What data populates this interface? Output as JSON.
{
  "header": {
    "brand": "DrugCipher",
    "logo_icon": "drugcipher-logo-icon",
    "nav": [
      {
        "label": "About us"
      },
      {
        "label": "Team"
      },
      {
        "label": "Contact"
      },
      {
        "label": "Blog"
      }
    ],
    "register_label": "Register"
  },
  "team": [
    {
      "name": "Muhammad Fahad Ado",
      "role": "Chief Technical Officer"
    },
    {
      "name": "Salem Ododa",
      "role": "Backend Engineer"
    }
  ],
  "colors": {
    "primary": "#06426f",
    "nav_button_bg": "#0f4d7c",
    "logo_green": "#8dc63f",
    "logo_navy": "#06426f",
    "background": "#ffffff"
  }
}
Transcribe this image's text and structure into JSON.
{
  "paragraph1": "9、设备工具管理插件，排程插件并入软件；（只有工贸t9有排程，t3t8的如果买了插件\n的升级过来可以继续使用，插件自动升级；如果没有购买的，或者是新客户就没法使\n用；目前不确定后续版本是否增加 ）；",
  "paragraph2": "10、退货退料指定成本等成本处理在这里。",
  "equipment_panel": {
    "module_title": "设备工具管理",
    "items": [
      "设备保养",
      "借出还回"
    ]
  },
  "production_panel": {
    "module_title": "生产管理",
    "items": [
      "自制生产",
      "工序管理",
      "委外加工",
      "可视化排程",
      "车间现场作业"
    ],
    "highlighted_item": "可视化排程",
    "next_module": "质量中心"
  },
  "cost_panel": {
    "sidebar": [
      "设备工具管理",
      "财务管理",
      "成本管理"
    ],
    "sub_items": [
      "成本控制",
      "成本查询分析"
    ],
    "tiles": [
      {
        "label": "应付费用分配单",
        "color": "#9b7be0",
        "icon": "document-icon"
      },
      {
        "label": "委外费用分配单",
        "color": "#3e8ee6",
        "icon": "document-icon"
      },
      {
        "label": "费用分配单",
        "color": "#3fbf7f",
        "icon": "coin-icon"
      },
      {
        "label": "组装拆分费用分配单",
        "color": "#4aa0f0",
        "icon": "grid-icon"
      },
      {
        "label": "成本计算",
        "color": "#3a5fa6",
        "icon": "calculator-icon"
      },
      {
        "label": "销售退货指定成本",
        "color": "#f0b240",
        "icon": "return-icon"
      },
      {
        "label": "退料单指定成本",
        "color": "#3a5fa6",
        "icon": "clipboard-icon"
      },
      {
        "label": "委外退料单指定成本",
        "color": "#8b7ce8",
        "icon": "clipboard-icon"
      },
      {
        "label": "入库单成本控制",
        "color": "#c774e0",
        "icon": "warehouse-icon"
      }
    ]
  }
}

DIRECTIONS: Each entry above is to be printed again exactly.

EXERCISE ANSWER:
What data populates this interface? Output as JSON.
{
  "header": {
    "brand": "DrugCipher",
    "logo_icon": "drugcipher-logo-icon",
    "nav": [
      {
        "label": "About us"
      },
      {
        "label": "Team"
      },
      {
        "label": "Contact"
      },
      {
        "label": "Blog"
      }
    ],
    "register_label": "Register"
  },
  "team": [
    {
      "name": "Muhammad Fahad Ado",
      "role": "Chief Technical Officer"
    },
    {
      "name": "Salem Ododa",
      "role": "Backend Engineer"
    }
  ],
  "colors": {
    "primary": "#06426f",
    "nav_button_bg": "#0f4d7c",
    "logo_green": "#8dc63f",
    "logo_navy": "#06426f",
    "background": "#ffffff"
  }
}
Transcribe this image's text and structure into JSON.
{
  "paragraph1": "9、设备工具管理插件，排程插件并入软件；（只有工贸t9有排程，t3t8的如果买了插件\n的升级过来可以继续使用，插件自动升级；如果没有购买的，或者是新客户就没法使\n用；目前不确定后续版本是否增加 ）；",
  "paragraph2": "10、退货退料指定成本等成本处理在这里。",
  "equipment_panel": {
    "module_title": "设备工具管理",
    "items": [
      "设备保养",
      "借出还回"
    ]
  },
  "production_panel": {
    "module_title": "生产管理",
    "items": [
      "自制生产",
      "工序管理",
      "委外加工",
      "可视化排程",
      "车间现场作业"
    ],
    "highlighted_item": "可视化排程",
    "next_module": "质量中心"
  },
  "cost_panel": {
    "sidebar": [
      "设备工具管理",
      "财务管理",
      "成本管理"
    ],
    "sub_items": [
      "成本控制",
      "成本查询分析"
    ],
    "tiles": [
      {
        "label": "应付费用分配单",
        "color": "#9b7be0",
        "icon": "document-icon"
      },
      {
        "label": "委外费用分配单",
        "color": "#3e8ee6",
        "icon": "document-icon"
      },
      {
        "label": "费用分配单",
        "color": "#3fbf7f",
        "icon": "coin-icon"
      },
      {
        "label": "组装拆分费用分配单",
        "color": "#4aa0f0",
        "icon": "grid-icon"
      },
      {
        "label": "成本计算",
        "color": "#3a5fa6",
        "icon": "calculator-icon"
      },
      {
        "label": "销售退货指定成本",
        "color": "#f0b240",
        "icon": "return-icon"
      },
      {
        "label": "退料单指定成本",
        "color": "#3a5fa6",
        "icon": "clipboard-icon"
      },
      {
        "label": "委外退料单指定成本",
        "color": "#8b7ce8",
        "icon": "clipboard-icon"
      },
      {
        "label": "入库单成本控制",
        "color": "#c774e0",
        "icon": "warehouse-icon"
      }
    ]
  }
}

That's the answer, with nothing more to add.